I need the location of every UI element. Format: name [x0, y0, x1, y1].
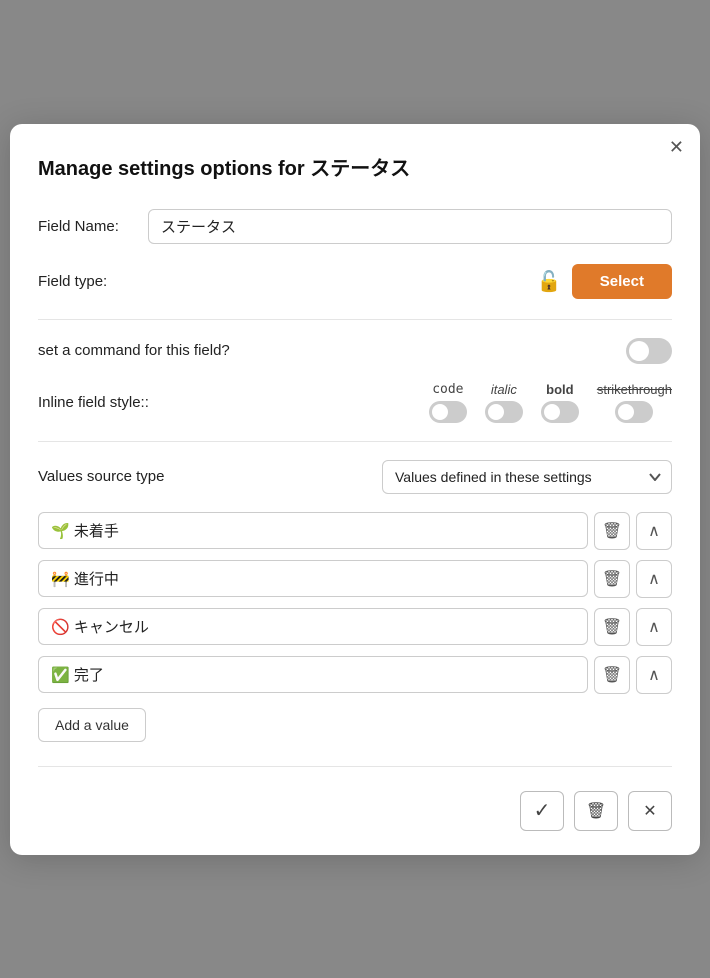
- field-name-label: Field Name:: [38, 218, 148, 235]
- manage-settings-modal: ✕ Manage settings options for ステータス Fiel…: [10, 124, 700, 855]
- delete-value-4-button[interactable]: 🗑: [594, 656, 630, 694]
- italic-toggle[interactable]: [485, 401, 523, 423]
- confirm-button[interactable]: ✓: [520, 791, 564, 831]
- field-type-label: Field type:: [38, 273, 148, 290]
- cancel-button[interactable]: ✕: [628, 791, 672, 831]
- style-code-item: code: [429, 382, 467, 423]
- value-input-3[interactable]: [38, 608, 588, 645]
- delete-button[interactable]: 🗑: [574, 791, 618, 831]
- close-button[interactable]: ✕: [669, 138, 684, 156]
- footer-actions: ✓ 🗑 ✕: [38, 791, 672, 831]
- field-name-input[interactable]: [148, 209, 672, 244]
- bold-toggle[interactable]: [541, 401, 579, 423]
- command-toggle[interactable]: [626, 338, 672, 364]
- style-italic-label: italic: [491, 382, 517, 397]
- italic-slider: [485, 401, 523, 423]
- divider-3: [38, 766, 672, 767]
- inline-style-row: Inline field style:: code italic bold: [38, 382, 672, 423]
- command-label: set a command for this field?: [38, 342, 626, 359]
- value-item-row: 🗑 ∧: [38, 608, 672, 646]
- move-up-4-button[interactable]: ∧: [636, 656, 672, 694]
- value-item-row: 🗑 ∧: [38, 656, 672, 694]
- values-source-select[interactable]: Values defined in these settings Externa…: [382, 460, 672, 494]
- code-toggle[interactable]: [429, 401, 467, 423]
- inline-style-label: Inline field style::: [38, 394, 198, 411]
- value-input-1[interactable]: [38, 512, 588, 549]
- move-up-2-button[interactable]: ∧: [636, 560, 672, 598]
- divider-2: [38, 441, 672, 442]
- lock-icon: 🔓: [537, 269, 562, 294]
- style-strike-label: strikethrough: [597, 382, 672, 397]
- style-strike-item: strikethrough: [597, 382, 672, 423]
- strike-slider: [615, 401, 653, 423]
- style-bold-item: bold: [541, 382, 579, 423]
- add-value-button[interactable]: Add a value: [38, 708, 146, 742]
- select-button[interactable]: Select: [572, 264, 672, 299]
- value-item-row: 🗑 ∧: [38, 560, 672, 598]
- style-italic-item: italic: [485, 382, 523, 423]
- delete-value-2-button[interactable]: 🗑: [594, 560, 630, 598]
- value-item-row: 🗑 ∧: [38, 512, 672, 550]
- toggle-slider: [626, 338, 672, 364]
- move-up-3-button[interactable]: ∧: [636, 608, 672, 646]
- field-name-row: Field Name:: [38, 209, 672, 244]
- values-source-label: Values source type: [38, 468, 382, 485]
- values-container: 🗑 ∧ 🗑 ∧ 🗑 ∧ 🗑 ∧: [38, 512, 672, 694]
- field-type-row: Field type: 🔓 Select: [38, 264, 672, 299]
- modal-title: Manage settings options for ステータス: [38, 152, 672, 181]
- code-slider: [429, 401, 467, 423]
- values-source-row: Values source type Values defined in the…: [38, 460, 672, 494]
- style-code-label: code: [432, 382, 463, 397]
- style-bold-label: bold: [546, 382, 573, 397]
- strike-toggle[interactable]: [615, 401, 653, 423]
- command-row: set a command for this field?: [38, 338, 672, 364]
- delete-value-1-button[interactable]: 🗑: [594, 512, 630, 550]
- delete-value-3-button[interactable]: 🗑: [594, 608, 630, 646]
- value-input-2[interactable]: [38, 560, 588, 597]
- value-input-4[interactable]: [38, 656, 588, 693]
- bold-slider: [541, 401, 579, 423]
- divider-1: [38, 319, 672, 320]
- move-up-1-button[interactable]: ∧: [636, 512, 672, 550]
- style-toggles: code italic bold: [198, 382, 672, 423]
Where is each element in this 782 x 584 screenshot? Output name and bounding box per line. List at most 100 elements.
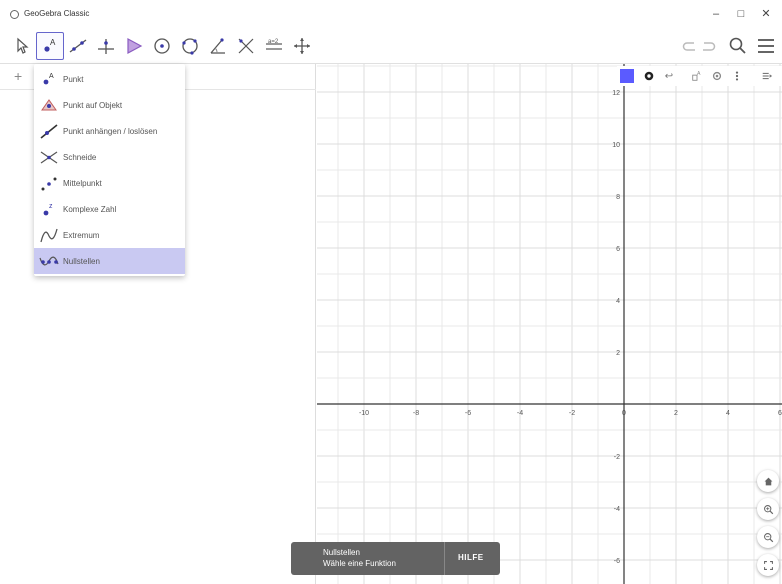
point-menu-item-label: Mittelpunkt <box>63 178 102 188</box>
x-axis-tick-label: -6 <box>465 410 471 417</box>
maximize-button[interactable]: □ <box>731 7 751 21</box>
redo-button[interactable] <box>694 32 722 60</box>
close-button[interactable]: ✕ <box>756 7 776 21</box>
circle-three-points-tool-button[interactable] <box>176 32 204 60</box>
point-menu-item-label: Punkt auf Objekt <box>63 100 123 110</box>
circle-center-tool-icon <box>154 38 170 54</box>
slider-tool-button[interactable]: a=2 <box>260 32 288 60</box>
svg-text:a=2: a=2 <box>268 39 279 45</box>
slider-tool-icon: a=2 <box>266 39 282 50</box>
polygon-tool-icon <box>127 37 143 55</box>
zoom-in-icon <box>763 504 773 514</box>
point-menu-item[interactable]: Extremum <box>34 222 185 248</box>
reflect-tool-button[interactable] <box>232 32 260 60</box>
more-vert-icon <box>735 71 739 81</box>
color-swatch <box>620 69 634 83</box>
hamburger-menu-icon <box>758 39 774 53</box>
fullscreen-button[interactable] <box>757 554 779 576</box>
angle-tool-icon <box>210 38 225 54</box>
style-bar-undo-button[interactable]: ↩ <box>661 68 677 84</box>
y-axis-tick-label: -2 <box>614 454 620 461</box>
point-menu-item[interactable]: Punkt anhängen / loslösen <box>34 118 185 144</box>
line-tool-icon <box>69 39 87 53</box>
point-menu-item[interactable]: Punkt auf Objekt <box>34 92 185 118</box>
complex-number-icon: z <box>38 199 60 219</box>
snackbar-tool-name: Nullstellen <box>323 548 360 557</box>
angle-tool-button[interactable] <box>204 32 232 60</box>
move-view-tool-icon <box>294 38 310 54</box>
main-menu-button[interactable] <box>752 32 780 60</box>
x-axis-tick-label: -8 <box>413 410 419 417</box>
minimize-button[interactable]: – <box>706 7 726 21</box>
y-axis-tick-label: 10 <box>612 142 620 149</box>
svg-text:A: A <box>50 38 56 47</box>
window-title: GeoGebra Classic <box>24 9 90 18</box>
point-style-button[interactable] <box>641 68 657 84</box>
y-axis-tick-label: -4 <box>614 506 620 513</box>
home-view-button[interactable] <box>757 470 779 492</box>
point-menu-item[interactable]: Schneide <box>34 144 185 170</box>
toggle-style-bar-icon <box>762 72 773 80</box>
point-style-icon <box>644 71 654 81</box>
graphics-settings-button[interactable] <box>709 68 725 84</box>
redo-icon <box>703 42 716 51</box>
point-menu-item[interactable]: A Punkt <box>34 66 185 92</box>
y-axis-tick-label: 8 <box>616 194 620 201</box>
perpendicular-tool-button[interactable] <box>92 32 120 60</box>
svg-text:A: A <box>49 73 54 80</box>
algebra-add-input-button[interactable]: + <box>14 68 22 84</box>
point-tool-button[interactable]: A <box>36 32 64 60</box>
x-axis-tick-label: 0 <box>622 410 626 417</box>
x-axis-tick-label: 2 <box>674 410 678 417</box>
color-picker-button[interactable] <box>619 68 635 84</box>
x-axis-tick-label: -2 <box>569 410 575 417</box>
point-tools-dropdown: A Punkt Punkt auf Objekt Punkt anhängen / l… <box>34 64 185 276</box>
point-menu-item-label: Extremum <box>63 230 100 240</box>
x-axis-tick-label: 4 <box>726 410 730 417</box>
zoom-in-button[interactable] <box>757 498 779 520</box>
svg-text:z: z <box>49 203 53 210</box>
snackbar-divider <box>444 542 445 575</box>
point-menu-item-label: Punkt <box>63 74 84 84</box>
extremum-icon <box>38 225 60 245</box>
x-axis-tick-label: -10 <box>359 410 369 417</box>
point-menu-item-label: Punkt anhängen / loslösen <box>63 126 158 136</box>
graphics-view[interactable]: -10 -8 -6 -4 -2 0 2 4 6 12 10 8 6 4 2 -2 -4 -6 ↩ A <box>317 64 782 584</box>
svg-text:A: A <box>697 71 701 77</box>
toggle-style-bar-button[interactable] <box>759 68 775 84</box>
zoom-out-button[interactable] <box>757 526 779 548</box>
y-axis-tick-label: 4 <box>616 298 620 305</box>
tool-help-snackbar: Nullstellen Wähle eine Funktion HILFE <box>291 542 500 575</box>
point-on-object-icon <box>38 95 60 115</box>
point-menu-item[interactable]: Nullstellen <box>34 248 185 274</box>
point-icon: A <box>38 69 60 89</box>
attach-detach-point-icon <box>38 121 60 141</box>
point-menu-item[interactable]: Mittelpunkt <box>34 170 185 196</box>
polygon-tool-button[interactable] <box>120 32 148 60</box>
more-options-button[interactable] <box>729 68 745 84</box>
window-titlebar: GeoGebra Classic – □ ✕ <box>0 0 782 28</box>
snackbar-help-button[interactable]: HILFE <box>458 553 484 562</box>
midpoint-icon <box>38 173 60 193</box>
x-axis-tick-label: 6 <box>778 410 782 417</box>
circle-three-points-tool-icon <box>182 38 198 55</box>
coordinate-grid[interactable]: -10 -8 -6 -4 -2 0 2 4 6 12 10 8 6 4 2 -2 -4 -6 <box>317 64 782 584</box>
geogebra-app-icon <box>10 10 19 19</box>
move-tool-button[interactable] <box>8 32 36 60</box>
point-tool-icon: A <box>44 38 56 52</box>
circle-center-tool-button[interactable] <box>148 32 176 60</box>
label-style-button[interactable]: A <box>689 68 705 84</box>
line-tool-button[interactable] <box>64 32 92 60</box>
point-menu-item-label: Komplexe Zahl <box>63 204 117 214</box>
snackbar-tool-hint: Wähle eine Funktion <box>323 559 396 568</box>
point-menu-item-label: Nullstellen <box>63 256 100 266</box>
search-button[interactable] <box>724 32 752 60</box>
x-axis-tick-label: -4 <box>517 410 523 417</box>
point-menu-item-label: Schneide <box>63 152 97 162</box>
y-axis-tick-label: 12 <box>612 90 620 97</box>
intersect-icon <box>38 147 60 167</box>
move-view-tool-button[interactable] <box>288 32 316 60</box>
label-style-icon: A <box>692 71 701 81</box>
main-toolbar: A a=2 <box>0 28 782 64</box>
point-menu-item[interactable]: z Komplexe Zahl <box>34 196 185 222</box>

● ● ● ● ●

## EXERCISE PROMPT
Please rename "toggle" to "switch" in the listing lines between the line holding "- field-name-label: Field" and the line holding "- style-bold-item: bold: [541, 382, 579, 423]", inclusive. Return only those lines, with everything else left as it is.

## RESULT
- field-name-label: Field Name:: [38, 218, 148, 235]
- manage-settings-modal: ✕ Manage settings options for ステータス Fiel…: [10, 124, 700, 855]
- delete-value-4-button[interactable]: 🗑: [594, 656, 630, 694]
- italic-switch[interactable]: [485, 401, 523, 423]
- confirm-button[interactable]: ✓: [520, 791, 564, 831]
- field-type-label: Field type:: [38, 273, 148, 290]
- cancel-button[interactable]: ✕: [628, 791, 672, 831]
- style-code-item: code: [429, 382, 467, 423]
- value-input-3[interactable]: [38, 608, 588, 645]
- delete-button[interactable]: 🗑: [574, 791, 618, 831]
- close-button[interactable]: ✕: [669, 138, 684, 156]
- footer-actions: ✓ 🗑 ✕: [38, 791, 672, 831]
- field-name-input[interactable]: [148, 209, 672, 244]
- bold-switch[interactable]: [541, 401, 579, 423]
- command-switch[interactable]: [626, 338, 672, 364]
- style-italic-label: italic: [491, 382, 517, 397]
- italic-slider: [485, 401, 523, 423]
- divider-3: [38, 766, 672, 767]
- inline-style-row: Inline field style:: code italic bold: [38, 382, 672, 423]
- command-label: set a command for this field?: [38, 342, 626, 359]
- value-item-row: 🗑 ∧: [38, 608, 672, 646]
- move-up-4-button[interactable]: ∧: [636, 656, 672, 694]
- value-item-row: 🗑 ∧: [38, 656, 672, 694]
- values-source-select[interactable]: Values defined in these settings Externa…: [382, 460, 672, 494]
- code-switch[interactable]: [429, 401, 467, 423]
- inline-style-label: Inline field style::: [38, 394, 198, 411]
- value-input-1[interactable]: [38, 512, 588, 549]
- move-up-2-button[interactable]: ∧: [636, 560, 672, 598]
- divider-2: [38, 441, 672, 442]
- lock-icon: 🔓: [537, 269, 562, 294]
- style-strike-label: strikethrough: [597, 382, 672, 397]
- style-strike-item: strikethrough: [597, 382, 672, 423]
- strike-slider: [615, 401, 653, 423]
- style-bold-item: bold: [541, 382, 579, 423]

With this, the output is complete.